◆ TASK STATEMENT: All of the data should be output character for character, except the pictures.

☆ ☆ ☆

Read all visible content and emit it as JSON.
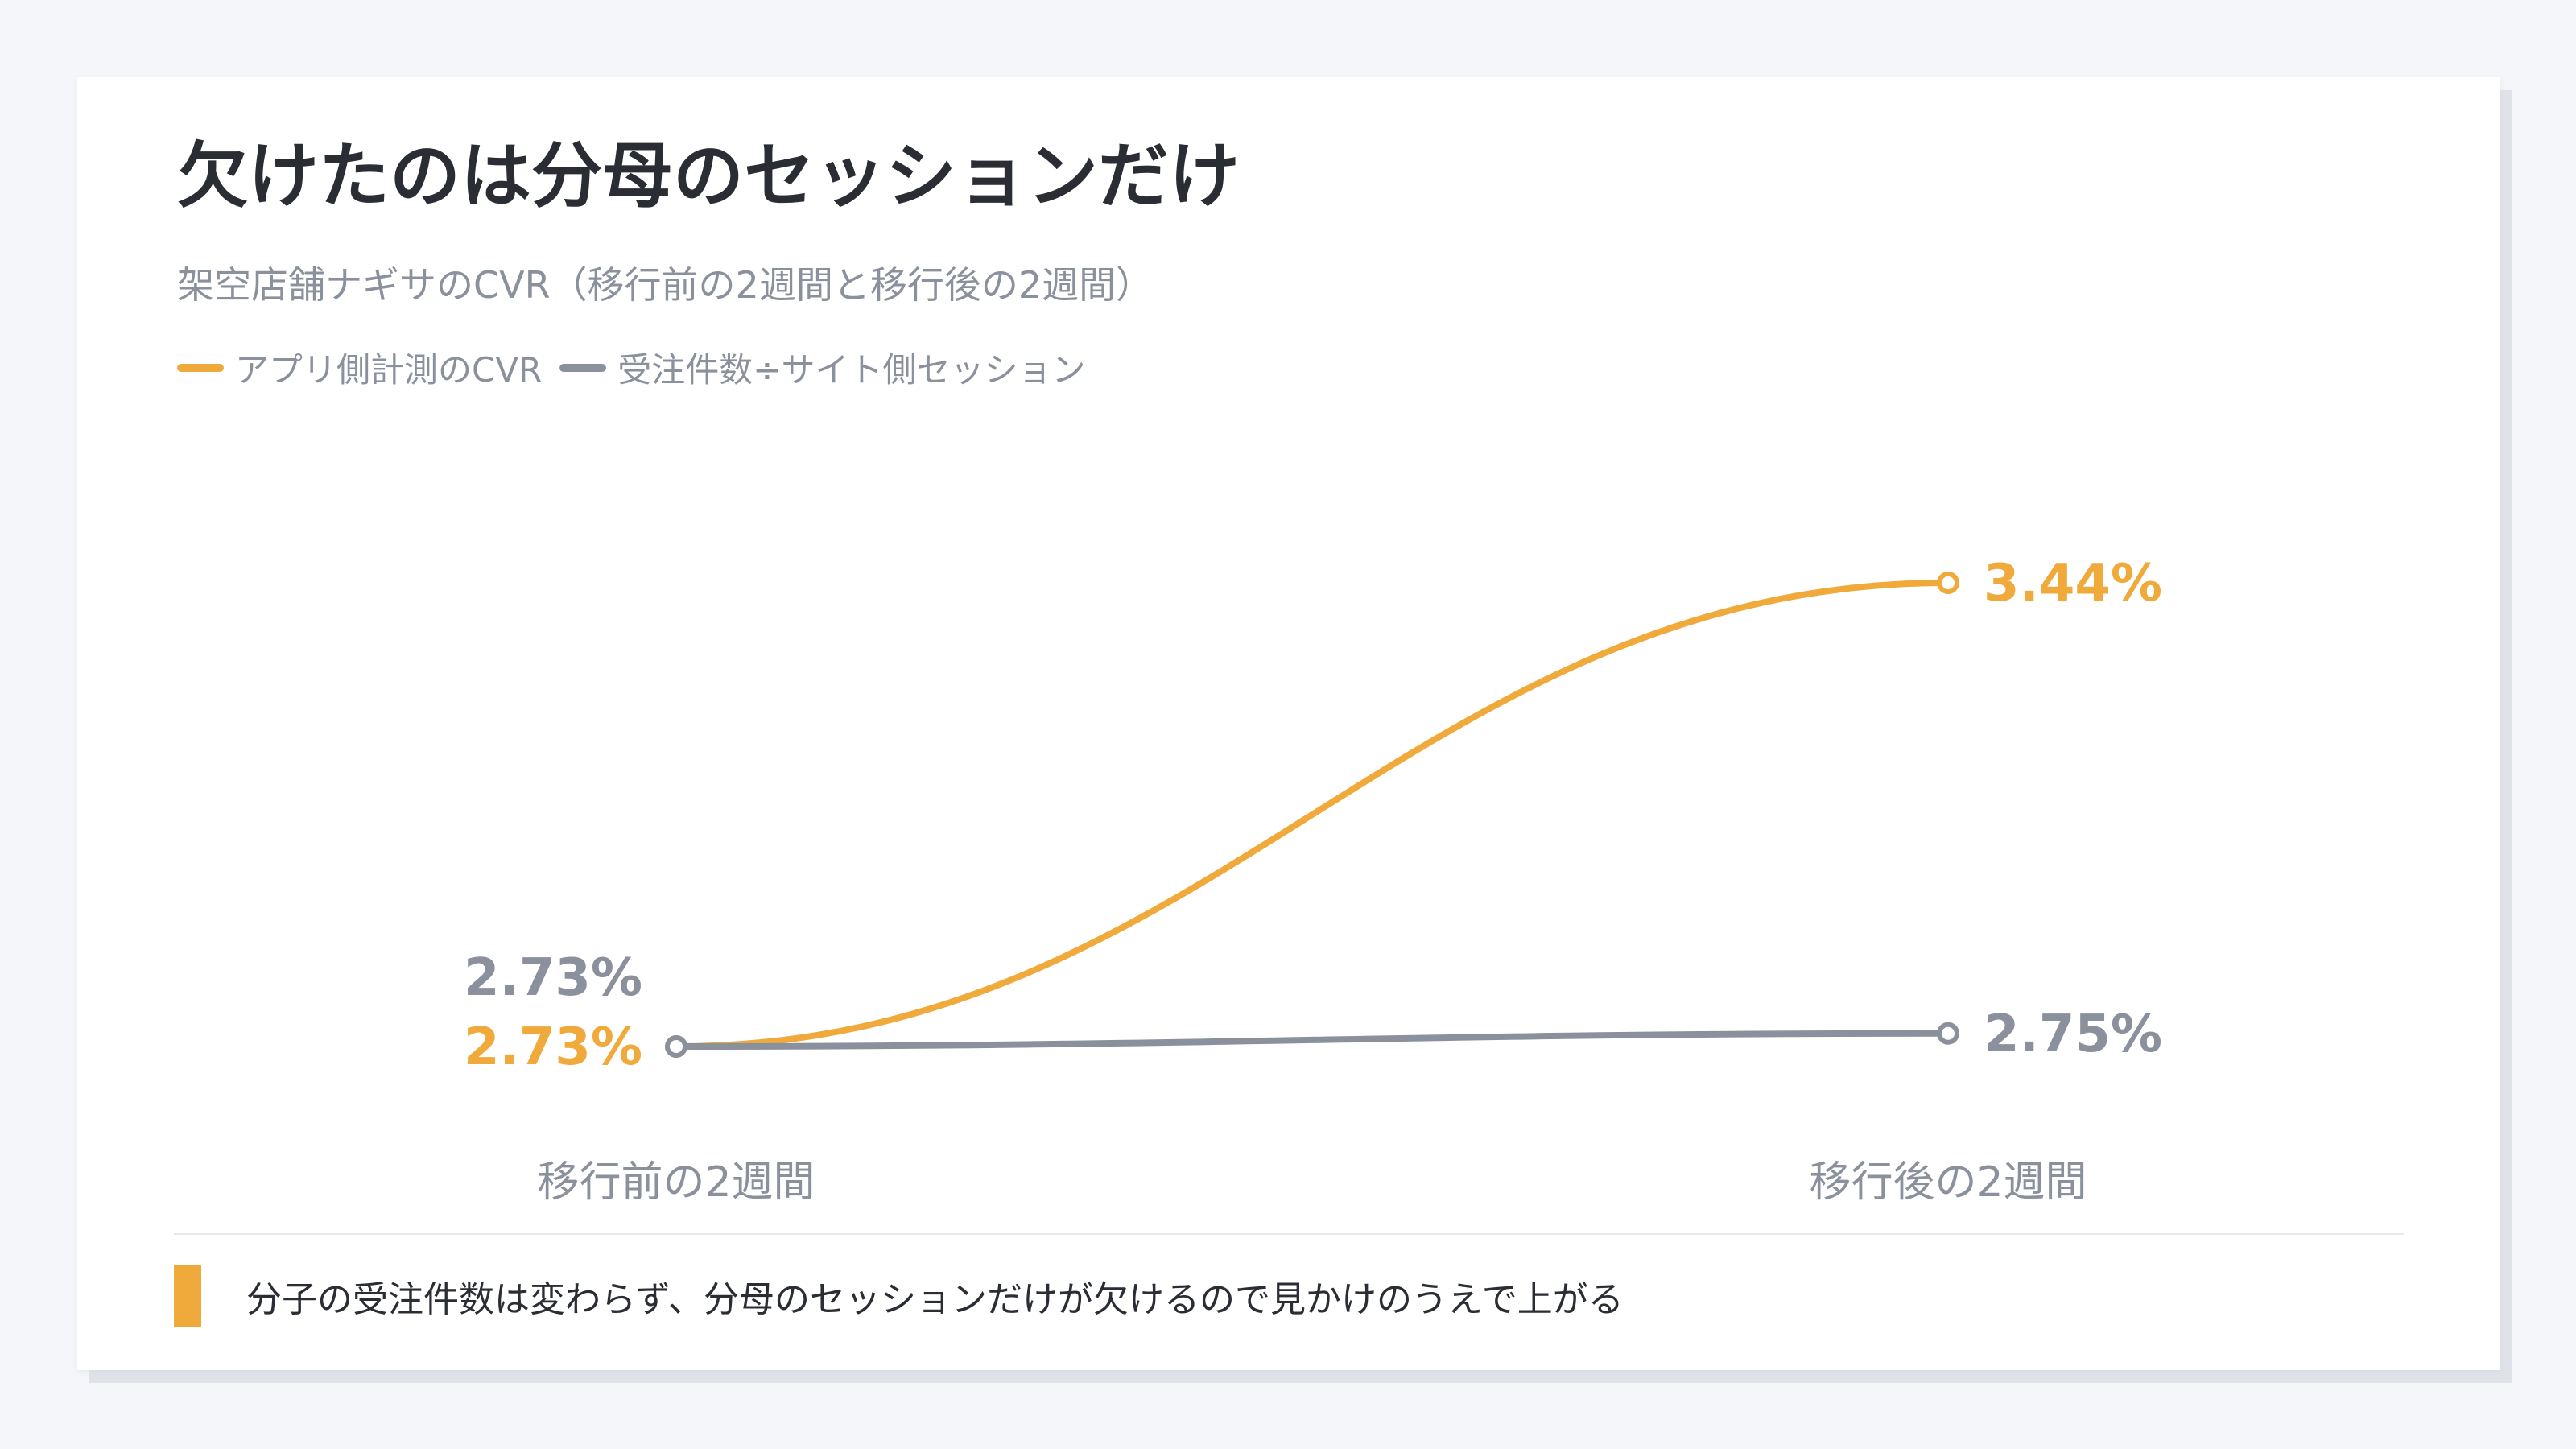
{
  "title": "欠けたのは分母のセッションだけ",
  "subtitle": "架空店舗ナギサのCVR（移行前の2週間と移行後の2週間）",
  "colors": {
    "accent": "#f0a93b",
    "neutral": "#8b919c",
    "text": "#2a2d34"
  },
  "chart_data": {
    "type": "line",
    "categories": [
      "移行前の2週間",
      "移行後の2週間"
    ],
    "series": [
      {
        "name": "アプリ側計測のCVR",
        "values": [
          2.73,
          3.44
        ],
        "labels": [
          "2.73%",
          "3.44%"
        ],
        "color": "#f0a93b"
      },
      {
        "name": "受注件数÷サイト側セッション",
        "values": [
          2.73,
          2.75
        ],
        "labels": [
          "2.73%",
          "2.75%"
        ],
        "color": "#8b919c"
      }
    ],
    "unit": "%",
    "ylim": [
      2.73,
      3.44
    ],
    "grid": false,
    "legend": "top-left"
  },
  "note": "分子の受注件数は変わらず、分母のセッションだけが欠けるので見かけのうえで上がる"
}
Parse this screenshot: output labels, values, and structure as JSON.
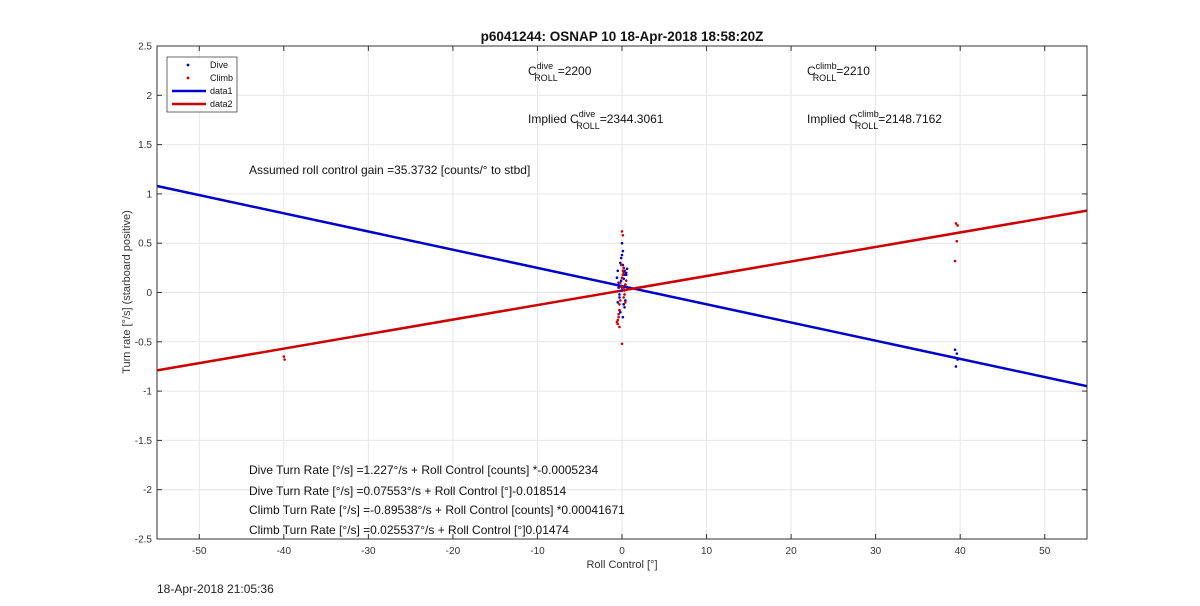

☆ ☆ ☆

◆ REPLY:
Read all visible content and emit it as JSON.
{
  "title": "欠けたのは分母のセッションだけ",
  "subtitle": "架空店舗ナギサのCVR（移行前の2週間と移行後の2週間）",
  "colors": {
    "accent": "#f0a93b",
    "neutral": "#8b919c",
    "text": "#2a2d34"
  },
  "chart_data": {
    "type": "line",
    "categories": [
      "移行前の2週間",
      "移行後の2週間"
    ],
    "series": [
      {
        "name": "アプリ側計測のCVR",
        "values": [
          2.73,
          3.44
        ],
        "labels": [
          "2.73%",
          "3.44%"
        ],
        "color": "#f0a93b"
      },
      {
        "name": "受注件数÷サイト側セッション",
        "values": [
          2.73,
          2.75
        ],
        "labels": [
          "2.73%",
          "2.75%"
        ],
        "color": "#8b919c"
      }
    ],
    "unit": "%",
    "ylim": [
      2.73,
      3.44
    ],
    "grid": false,
    "legend": "top-left"
  },
  "note": "分子の受注件数は変わらず、分母のセッションだけが欠けるので見かけのうえで上がる"
}
Parse this screenshot: output labels, values, and structure as JSON.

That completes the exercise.